RECORDS FOR PROCESSING:
::::::::::

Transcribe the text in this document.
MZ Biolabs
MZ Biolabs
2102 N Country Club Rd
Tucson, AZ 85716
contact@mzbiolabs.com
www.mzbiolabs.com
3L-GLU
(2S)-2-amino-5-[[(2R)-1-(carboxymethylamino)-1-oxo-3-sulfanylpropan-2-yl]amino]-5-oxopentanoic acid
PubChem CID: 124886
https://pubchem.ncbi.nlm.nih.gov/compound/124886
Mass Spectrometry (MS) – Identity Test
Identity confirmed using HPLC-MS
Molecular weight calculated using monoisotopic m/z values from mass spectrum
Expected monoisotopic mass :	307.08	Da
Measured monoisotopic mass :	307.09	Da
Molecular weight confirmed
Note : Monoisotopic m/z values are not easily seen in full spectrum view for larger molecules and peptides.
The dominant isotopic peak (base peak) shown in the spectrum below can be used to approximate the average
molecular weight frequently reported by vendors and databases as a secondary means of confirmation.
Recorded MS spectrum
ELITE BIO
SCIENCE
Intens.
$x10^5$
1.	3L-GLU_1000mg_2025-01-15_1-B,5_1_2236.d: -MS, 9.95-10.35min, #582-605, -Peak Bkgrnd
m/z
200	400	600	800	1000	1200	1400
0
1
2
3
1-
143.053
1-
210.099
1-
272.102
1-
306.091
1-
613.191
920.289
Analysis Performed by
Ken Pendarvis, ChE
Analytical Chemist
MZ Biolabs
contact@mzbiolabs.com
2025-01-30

::::::::::

TASK ITEM:
The word to find is "weight". Copy every line of the data that holds it.

EXERCISE OUTPUT:
Molecular weight calculated using monoisotopic m/z values from mass spectrum
Molecular weight confirmed
molecular weight frequently reported by vendors and databases as a secondary means of confirmation.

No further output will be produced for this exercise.